## START Rows
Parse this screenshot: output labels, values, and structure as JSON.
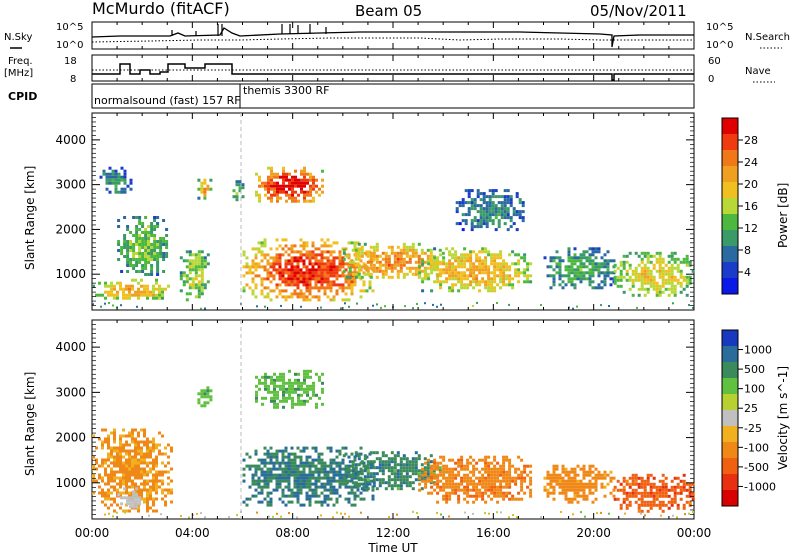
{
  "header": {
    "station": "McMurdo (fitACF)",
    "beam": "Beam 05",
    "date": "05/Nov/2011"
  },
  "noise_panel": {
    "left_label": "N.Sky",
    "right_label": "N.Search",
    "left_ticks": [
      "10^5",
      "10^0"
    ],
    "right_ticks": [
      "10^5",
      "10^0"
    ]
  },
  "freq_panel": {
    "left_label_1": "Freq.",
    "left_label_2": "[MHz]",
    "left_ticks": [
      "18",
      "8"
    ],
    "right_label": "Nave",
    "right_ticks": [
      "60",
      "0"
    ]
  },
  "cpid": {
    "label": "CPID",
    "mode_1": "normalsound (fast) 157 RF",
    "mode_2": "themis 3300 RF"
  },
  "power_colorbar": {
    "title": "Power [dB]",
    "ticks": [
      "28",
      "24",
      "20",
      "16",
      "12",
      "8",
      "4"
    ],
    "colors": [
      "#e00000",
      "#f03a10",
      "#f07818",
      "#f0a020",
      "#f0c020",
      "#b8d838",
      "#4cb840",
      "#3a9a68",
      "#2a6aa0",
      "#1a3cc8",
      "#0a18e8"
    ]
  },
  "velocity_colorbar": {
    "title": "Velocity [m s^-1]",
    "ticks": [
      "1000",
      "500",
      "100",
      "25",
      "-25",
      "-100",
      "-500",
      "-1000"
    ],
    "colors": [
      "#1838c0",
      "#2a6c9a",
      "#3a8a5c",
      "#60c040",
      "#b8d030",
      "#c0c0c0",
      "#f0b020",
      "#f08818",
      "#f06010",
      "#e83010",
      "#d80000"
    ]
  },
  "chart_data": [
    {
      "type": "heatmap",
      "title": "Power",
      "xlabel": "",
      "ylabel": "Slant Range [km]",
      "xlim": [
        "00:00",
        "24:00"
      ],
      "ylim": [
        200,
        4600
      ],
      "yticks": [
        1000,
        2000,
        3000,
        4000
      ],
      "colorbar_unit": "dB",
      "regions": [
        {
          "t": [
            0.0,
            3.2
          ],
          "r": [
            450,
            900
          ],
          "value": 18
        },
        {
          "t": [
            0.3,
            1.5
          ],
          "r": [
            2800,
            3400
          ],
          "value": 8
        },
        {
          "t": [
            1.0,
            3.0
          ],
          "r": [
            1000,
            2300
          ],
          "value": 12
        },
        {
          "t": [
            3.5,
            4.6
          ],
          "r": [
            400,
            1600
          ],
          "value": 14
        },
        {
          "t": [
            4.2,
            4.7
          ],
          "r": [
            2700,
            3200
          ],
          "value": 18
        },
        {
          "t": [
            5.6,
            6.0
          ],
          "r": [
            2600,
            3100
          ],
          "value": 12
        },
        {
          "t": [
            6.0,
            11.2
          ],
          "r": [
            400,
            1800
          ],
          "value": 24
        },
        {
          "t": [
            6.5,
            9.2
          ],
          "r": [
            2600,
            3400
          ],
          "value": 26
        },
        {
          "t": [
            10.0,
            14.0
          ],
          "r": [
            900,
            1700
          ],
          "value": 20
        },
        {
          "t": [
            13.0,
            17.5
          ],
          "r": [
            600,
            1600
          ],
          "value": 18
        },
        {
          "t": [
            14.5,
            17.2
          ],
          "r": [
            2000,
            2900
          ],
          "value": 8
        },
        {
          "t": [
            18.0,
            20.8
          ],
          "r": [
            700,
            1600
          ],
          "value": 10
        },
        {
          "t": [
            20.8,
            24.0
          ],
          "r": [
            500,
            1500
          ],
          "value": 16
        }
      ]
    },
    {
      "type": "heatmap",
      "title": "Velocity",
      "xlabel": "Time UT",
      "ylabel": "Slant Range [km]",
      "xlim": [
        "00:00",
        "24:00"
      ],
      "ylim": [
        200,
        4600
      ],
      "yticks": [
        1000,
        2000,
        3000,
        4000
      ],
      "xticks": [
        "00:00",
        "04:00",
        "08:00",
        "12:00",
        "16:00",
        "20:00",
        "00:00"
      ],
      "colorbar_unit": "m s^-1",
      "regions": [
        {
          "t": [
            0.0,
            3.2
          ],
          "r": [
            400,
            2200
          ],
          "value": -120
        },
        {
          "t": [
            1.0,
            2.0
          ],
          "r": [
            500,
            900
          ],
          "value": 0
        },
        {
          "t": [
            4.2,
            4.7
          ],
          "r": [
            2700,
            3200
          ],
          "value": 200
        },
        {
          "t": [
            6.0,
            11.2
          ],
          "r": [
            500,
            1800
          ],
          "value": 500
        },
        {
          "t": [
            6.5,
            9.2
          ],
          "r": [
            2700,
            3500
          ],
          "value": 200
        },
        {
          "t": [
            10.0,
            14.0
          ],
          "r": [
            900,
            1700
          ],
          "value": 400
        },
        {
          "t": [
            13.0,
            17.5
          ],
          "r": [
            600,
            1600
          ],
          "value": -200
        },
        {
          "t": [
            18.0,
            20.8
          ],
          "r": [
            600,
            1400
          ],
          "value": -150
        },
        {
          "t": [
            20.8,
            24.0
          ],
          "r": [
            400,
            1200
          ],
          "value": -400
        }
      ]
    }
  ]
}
## END Rows
## START Rows
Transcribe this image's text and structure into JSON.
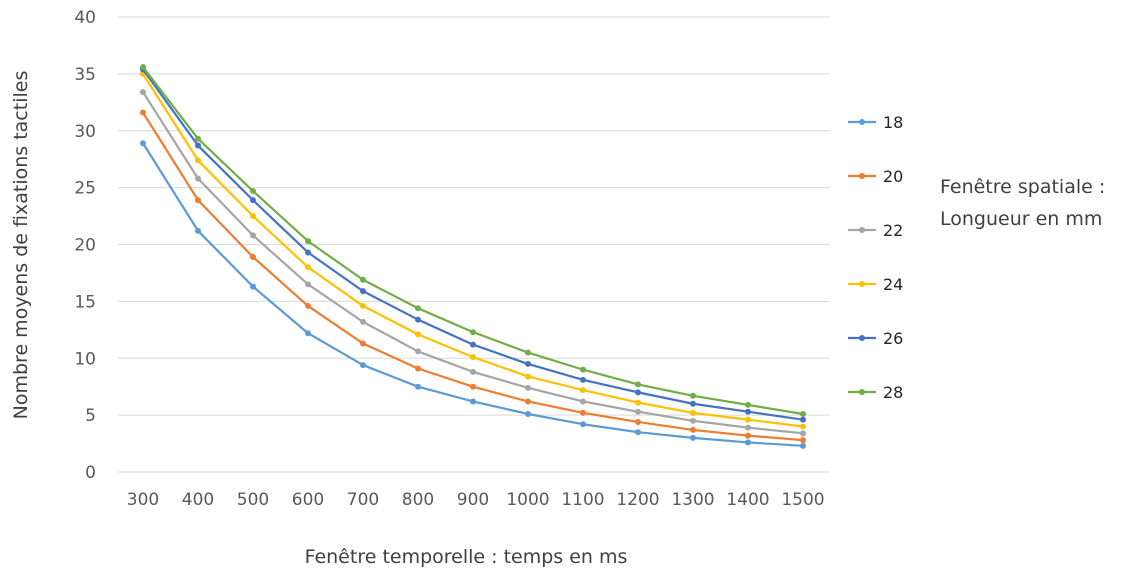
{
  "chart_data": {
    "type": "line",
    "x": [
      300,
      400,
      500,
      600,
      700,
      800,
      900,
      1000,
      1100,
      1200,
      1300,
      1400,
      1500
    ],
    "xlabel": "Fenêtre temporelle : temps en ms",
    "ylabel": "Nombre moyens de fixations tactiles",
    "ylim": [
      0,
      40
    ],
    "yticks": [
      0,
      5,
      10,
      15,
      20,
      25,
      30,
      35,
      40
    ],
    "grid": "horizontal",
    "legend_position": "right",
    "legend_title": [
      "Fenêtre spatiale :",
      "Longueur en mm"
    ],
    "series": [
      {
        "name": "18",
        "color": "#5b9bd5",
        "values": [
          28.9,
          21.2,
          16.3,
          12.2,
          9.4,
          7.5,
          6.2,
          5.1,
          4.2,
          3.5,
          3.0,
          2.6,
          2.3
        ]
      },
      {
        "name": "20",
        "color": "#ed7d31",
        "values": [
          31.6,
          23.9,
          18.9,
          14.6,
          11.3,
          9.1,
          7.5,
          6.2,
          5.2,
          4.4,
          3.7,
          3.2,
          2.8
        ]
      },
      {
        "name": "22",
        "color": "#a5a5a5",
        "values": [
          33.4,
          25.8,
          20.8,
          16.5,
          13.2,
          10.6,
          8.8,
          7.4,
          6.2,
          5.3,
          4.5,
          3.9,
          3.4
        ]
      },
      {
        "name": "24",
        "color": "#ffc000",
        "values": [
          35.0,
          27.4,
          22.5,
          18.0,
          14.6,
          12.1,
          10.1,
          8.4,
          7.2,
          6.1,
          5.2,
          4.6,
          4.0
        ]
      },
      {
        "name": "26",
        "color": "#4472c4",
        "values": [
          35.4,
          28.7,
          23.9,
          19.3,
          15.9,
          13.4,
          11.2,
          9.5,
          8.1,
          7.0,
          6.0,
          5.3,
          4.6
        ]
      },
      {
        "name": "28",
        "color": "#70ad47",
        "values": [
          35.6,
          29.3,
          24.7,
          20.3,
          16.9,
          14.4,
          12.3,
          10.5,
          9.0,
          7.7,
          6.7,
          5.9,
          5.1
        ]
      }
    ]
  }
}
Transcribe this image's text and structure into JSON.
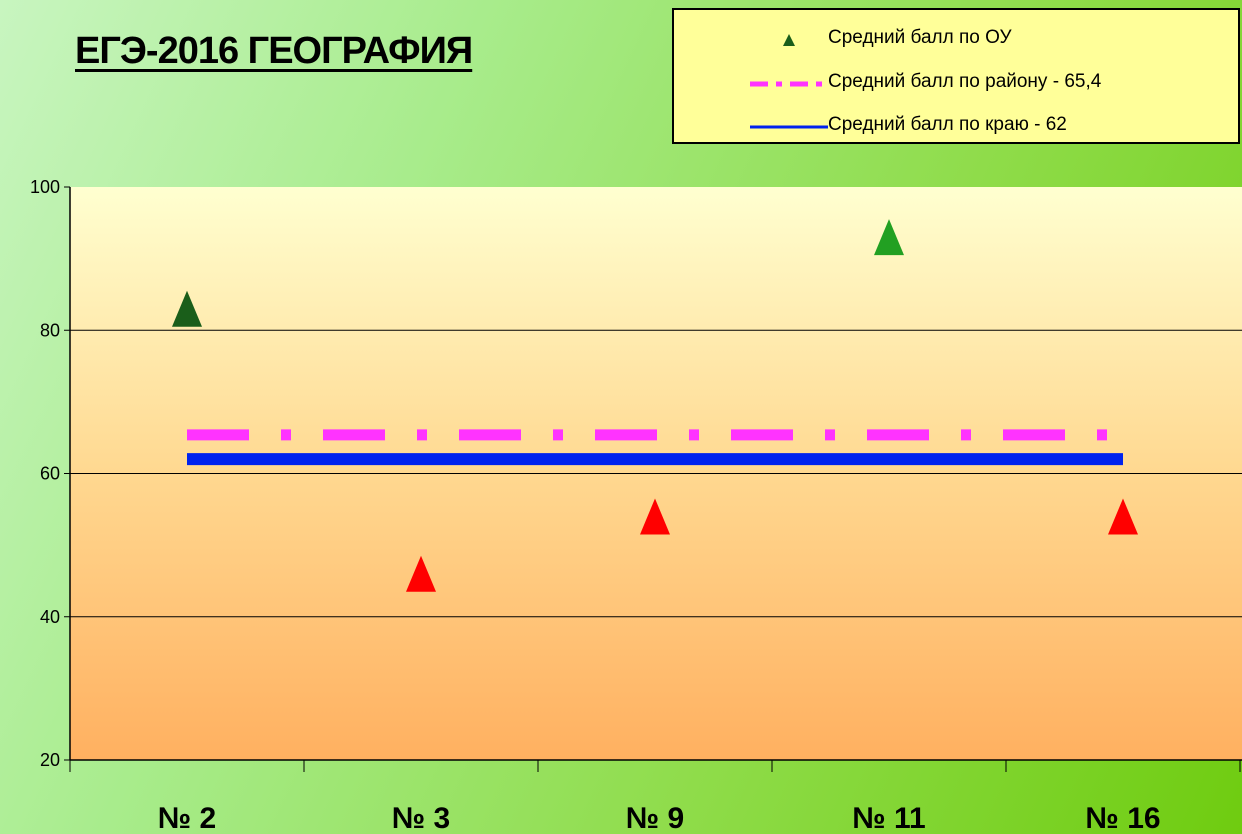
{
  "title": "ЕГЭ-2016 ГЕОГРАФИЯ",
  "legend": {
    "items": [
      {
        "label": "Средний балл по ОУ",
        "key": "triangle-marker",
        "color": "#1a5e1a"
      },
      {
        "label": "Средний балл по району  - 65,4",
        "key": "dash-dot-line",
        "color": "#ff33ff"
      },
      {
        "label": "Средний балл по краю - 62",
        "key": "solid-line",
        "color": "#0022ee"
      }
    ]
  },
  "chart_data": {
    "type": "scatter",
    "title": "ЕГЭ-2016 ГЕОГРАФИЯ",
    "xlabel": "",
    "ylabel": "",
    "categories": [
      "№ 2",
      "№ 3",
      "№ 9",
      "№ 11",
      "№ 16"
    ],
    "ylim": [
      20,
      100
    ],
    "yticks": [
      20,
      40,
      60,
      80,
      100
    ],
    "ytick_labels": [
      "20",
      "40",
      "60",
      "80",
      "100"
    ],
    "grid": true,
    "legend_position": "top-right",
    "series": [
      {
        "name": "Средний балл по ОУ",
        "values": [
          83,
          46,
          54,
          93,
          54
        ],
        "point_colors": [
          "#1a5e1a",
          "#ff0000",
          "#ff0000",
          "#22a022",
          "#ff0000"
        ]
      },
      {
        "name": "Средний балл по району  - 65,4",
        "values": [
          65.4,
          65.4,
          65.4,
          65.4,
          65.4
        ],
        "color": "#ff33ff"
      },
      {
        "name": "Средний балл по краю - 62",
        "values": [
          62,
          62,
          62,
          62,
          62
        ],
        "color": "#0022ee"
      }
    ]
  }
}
## END Rows
Exercise description.
Locate the string "ГЕОГРАФИЯ" in the listing above and copy every line where it occurs.

Response to this exercise.
  "title": "ЕГЭ-2016 ГЕОГРАФИЯ",
    "title": "ЕГЭ-2016 ГЕОГРАФИЯ",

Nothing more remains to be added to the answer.